What the exercise asks — Read through the entries below and return each line with the word "icon".

Extracted records —

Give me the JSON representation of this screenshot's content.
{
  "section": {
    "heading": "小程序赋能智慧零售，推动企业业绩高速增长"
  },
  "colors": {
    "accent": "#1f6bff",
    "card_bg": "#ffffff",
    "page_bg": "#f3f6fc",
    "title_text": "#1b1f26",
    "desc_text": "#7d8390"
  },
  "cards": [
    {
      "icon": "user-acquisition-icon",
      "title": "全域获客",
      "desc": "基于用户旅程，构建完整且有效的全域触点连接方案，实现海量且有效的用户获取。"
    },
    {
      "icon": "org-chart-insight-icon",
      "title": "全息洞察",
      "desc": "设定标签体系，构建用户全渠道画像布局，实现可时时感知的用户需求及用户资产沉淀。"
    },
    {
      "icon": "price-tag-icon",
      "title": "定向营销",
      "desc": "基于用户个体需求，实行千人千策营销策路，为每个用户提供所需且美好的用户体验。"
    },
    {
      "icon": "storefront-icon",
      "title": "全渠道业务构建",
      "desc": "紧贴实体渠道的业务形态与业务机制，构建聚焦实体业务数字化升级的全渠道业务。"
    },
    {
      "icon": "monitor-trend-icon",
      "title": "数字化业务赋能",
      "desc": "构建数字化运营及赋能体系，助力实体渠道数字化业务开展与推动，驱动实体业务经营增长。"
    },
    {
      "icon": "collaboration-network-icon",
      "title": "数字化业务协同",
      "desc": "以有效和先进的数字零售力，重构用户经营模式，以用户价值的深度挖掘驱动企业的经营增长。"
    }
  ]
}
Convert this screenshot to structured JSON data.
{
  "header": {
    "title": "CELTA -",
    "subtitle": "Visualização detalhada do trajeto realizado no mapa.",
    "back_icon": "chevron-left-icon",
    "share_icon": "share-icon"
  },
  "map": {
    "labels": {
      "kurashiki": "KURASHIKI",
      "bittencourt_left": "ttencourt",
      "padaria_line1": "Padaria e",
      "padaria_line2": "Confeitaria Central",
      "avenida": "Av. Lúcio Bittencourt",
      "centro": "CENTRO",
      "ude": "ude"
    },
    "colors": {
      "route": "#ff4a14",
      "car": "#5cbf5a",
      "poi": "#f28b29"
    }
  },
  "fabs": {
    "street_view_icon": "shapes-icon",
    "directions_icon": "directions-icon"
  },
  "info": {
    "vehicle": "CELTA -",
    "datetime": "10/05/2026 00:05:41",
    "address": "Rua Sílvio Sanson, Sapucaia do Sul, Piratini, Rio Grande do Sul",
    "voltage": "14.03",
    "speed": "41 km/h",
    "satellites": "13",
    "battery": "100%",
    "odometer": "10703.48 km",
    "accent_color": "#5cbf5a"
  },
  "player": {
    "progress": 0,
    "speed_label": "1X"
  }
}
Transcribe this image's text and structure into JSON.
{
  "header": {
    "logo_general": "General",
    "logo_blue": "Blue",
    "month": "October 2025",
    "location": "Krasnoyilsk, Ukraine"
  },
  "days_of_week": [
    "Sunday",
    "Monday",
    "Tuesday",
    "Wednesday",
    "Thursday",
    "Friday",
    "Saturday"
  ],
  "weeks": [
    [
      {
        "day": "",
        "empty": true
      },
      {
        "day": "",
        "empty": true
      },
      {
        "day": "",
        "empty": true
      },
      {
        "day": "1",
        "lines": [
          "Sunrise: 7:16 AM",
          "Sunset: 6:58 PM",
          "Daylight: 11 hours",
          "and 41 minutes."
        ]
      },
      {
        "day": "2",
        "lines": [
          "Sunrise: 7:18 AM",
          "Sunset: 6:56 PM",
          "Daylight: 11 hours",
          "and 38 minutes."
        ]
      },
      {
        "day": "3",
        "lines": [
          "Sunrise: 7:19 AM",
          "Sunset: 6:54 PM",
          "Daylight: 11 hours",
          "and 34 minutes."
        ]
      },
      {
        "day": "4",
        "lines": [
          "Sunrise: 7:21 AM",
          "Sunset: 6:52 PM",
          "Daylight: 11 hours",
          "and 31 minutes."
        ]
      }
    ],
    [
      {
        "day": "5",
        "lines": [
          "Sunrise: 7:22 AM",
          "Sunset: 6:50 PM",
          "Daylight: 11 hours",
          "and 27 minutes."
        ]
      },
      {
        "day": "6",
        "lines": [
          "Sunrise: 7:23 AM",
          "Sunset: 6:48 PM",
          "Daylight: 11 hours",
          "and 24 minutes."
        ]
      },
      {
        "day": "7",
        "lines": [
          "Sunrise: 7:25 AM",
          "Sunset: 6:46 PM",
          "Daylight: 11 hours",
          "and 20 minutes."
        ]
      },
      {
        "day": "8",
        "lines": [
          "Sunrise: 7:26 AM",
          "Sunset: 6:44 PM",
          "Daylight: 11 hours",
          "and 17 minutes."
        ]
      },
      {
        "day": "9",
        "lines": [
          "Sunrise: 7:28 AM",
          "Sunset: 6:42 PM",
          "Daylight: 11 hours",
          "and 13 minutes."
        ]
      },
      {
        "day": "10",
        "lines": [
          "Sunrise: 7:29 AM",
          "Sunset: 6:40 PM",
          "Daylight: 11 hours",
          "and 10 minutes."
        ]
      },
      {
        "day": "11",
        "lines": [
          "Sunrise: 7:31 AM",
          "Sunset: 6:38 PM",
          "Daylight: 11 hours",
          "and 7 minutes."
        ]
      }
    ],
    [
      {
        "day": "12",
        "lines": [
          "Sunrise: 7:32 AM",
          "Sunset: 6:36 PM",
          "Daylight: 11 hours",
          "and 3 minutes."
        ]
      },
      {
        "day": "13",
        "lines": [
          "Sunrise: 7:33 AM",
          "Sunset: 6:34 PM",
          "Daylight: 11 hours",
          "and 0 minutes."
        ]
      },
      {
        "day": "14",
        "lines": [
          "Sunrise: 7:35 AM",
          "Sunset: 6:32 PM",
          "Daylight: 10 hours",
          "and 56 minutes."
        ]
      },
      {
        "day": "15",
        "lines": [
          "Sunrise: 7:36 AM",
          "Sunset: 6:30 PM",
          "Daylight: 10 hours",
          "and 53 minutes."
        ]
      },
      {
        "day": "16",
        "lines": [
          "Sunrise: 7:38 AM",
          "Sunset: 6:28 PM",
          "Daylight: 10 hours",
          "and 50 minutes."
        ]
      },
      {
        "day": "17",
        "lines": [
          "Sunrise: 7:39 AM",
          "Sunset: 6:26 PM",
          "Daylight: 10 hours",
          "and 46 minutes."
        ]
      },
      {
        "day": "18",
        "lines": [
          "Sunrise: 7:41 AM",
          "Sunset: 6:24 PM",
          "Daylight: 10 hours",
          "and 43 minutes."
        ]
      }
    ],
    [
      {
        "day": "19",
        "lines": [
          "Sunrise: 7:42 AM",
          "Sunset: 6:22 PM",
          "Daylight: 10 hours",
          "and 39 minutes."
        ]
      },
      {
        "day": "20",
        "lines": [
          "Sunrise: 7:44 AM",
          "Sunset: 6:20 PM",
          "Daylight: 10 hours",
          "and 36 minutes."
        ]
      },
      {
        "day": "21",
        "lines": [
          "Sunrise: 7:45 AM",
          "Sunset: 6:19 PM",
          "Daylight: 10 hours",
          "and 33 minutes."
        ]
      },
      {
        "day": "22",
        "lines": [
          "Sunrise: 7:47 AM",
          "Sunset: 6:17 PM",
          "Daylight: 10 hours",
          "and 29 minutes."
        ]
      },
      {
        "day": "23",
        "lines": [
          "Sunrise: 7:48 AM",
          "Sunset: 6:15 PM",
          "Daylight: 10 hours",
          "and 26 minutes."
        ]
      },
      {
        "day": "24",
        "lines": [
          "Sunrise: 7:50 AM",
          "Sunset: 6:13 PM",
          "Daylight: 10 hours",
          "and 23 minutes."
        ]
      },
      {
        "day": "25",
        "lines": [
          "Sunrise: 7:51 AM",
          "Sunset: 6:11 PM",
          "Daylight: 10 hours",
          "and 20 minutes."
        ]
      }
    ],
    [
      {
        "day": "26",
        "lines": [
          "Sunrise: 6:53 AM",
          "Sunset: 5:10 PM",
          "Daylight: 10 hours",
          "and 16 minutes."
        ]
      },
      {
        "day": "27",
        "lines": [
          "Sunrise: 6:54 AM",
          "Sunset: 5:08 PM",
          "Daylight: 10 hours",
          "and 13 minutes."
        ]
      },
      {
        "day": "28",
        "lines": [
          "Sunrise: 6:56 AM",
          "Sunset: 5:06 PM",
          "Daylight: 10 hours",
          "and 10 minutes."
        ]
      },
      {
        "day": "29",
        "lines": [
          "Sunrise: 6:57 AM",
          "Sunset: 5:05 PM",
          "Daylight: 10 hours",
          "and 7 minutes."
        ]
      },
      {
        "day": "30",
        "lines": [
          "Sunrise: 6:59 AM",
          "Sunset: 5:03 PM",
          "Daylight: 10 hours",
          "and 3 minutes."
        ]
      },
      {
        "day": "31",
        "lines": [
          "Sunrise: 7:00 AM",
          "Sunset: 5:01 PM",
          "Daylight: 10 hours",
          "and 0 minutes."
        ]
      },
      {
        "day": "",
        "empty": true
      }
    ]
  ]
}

Finished task —
      "icon": "user-acquisition-icon",
      "icon": "org-chart-insight-icon",
      "icon": "price-tag-icon",
      "icon": "storefront-icon",
      "icon": "monitor-trend-icon",
      "icon": "collaboration-network-icon",
    "back_icon": "chevron-left-icon",
    "share_icon": "share-icon"
    "street_view_icon": "shapes-icon",
    "directions_icon": "directions-icon"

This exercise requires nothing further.